- [Stored records]
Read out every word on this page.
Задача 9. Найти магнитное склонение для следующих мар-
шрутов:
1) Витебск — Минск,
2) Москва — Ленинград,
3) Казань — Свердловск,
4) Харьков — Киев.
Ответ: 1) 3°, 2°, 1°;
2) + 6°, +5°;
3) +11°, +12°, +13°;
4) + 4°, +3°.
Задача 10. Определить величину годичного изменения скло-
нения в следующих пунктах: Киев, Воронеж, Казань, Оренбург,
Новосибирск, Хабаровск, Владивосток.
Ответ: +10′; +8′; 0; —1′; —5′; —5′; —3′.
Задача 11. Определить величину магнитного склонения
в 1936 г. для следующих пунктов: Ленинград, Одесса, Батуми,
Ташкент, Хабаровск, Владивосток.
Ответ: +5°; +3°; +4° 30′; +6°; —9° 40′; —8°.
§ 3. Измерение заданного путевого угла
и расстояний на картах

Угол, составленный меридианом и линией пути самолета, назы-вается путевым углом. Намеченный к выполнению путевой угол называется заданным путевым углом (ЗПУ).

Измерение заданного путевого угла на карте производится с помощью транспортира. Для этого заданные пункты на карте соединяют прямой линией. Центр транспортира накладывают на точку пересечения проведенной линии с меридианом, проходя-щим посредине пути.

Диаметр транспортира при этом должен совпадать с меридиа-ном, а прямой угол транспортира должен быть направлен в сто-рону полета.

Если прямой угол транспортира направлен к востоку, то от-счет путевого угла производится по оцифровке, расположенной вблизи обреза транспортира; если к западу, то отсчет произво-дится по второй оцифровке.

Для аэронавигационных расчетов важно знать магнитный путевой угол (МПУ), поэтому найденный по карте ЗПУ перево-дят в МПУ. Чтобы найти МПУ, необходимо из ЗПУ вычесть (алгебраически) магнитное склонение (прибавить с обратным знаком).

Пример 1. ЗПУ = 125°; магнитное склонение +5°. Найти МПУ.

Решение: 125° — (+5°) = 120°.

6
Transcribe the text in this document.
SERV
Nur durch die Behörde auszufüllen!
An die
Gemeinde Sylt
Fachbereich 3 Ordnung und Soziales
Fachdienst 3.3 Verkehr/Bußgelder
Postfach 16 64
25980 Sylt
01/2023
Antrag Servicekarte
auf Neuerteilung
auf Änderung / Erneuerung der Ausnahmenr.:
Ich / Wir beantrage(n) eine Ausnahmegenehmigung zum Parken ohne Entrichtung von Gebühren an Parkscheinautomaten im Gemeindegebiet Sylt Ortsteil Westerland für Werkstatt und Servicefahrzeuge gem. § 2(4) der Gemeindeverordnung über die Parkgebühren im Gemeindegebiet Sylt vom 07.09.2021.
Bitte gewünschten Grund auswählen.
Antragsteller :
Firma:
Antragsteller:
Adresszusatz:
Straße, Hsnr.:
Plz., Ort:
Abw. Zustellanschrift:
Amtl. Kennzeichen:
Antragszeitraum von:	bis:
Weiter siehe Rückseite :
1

- [Problem requirements]
Produce an exact copy of the lines from the one containing "Transcribe the text in this document." through the last line, and of nothing else.

- [Answer for this exercise]
Transcribe the text in this document.
SERV
Nur durch die Behörde auszufüllen!
An die
Gemeinde Sylt
Fachbereich 3 Ordnung und Soziales
Fachdienst 3.3 Verkehr/Bußgelder
Postfach 16 64
25980 Sylt
01/2023
Antrag Servicekarte
auf Neuerteilung
auf Änderung / Erneuerung der Ausnahmenr.:
Ich / Wir beantrage(n) eine Ausnahmegenehmigung zum Parken ohne Entrichtung von Gebühren an Parkscheinautomaten im Gemeindegebiet Sylt Ortsteil Westerland für Werkstatt und Servicefahrzeuge gem. § 2(4) der Gemeindeverordnung über die Parkgebühren im Gemeindegebiet Sylt vom 07.09.2021.
Bitte gewünschten Grund auswählen.
Antragsteller :
Firma:
Antragsteller:
Adresszusatz:
Straße, Hsnr.:
Plz., Ort:
Abw. Zustellanschrift:
Amtl. Kennzeichen:
Antragszeitraum von:	bis:
Weiter siehe Rückseite :
1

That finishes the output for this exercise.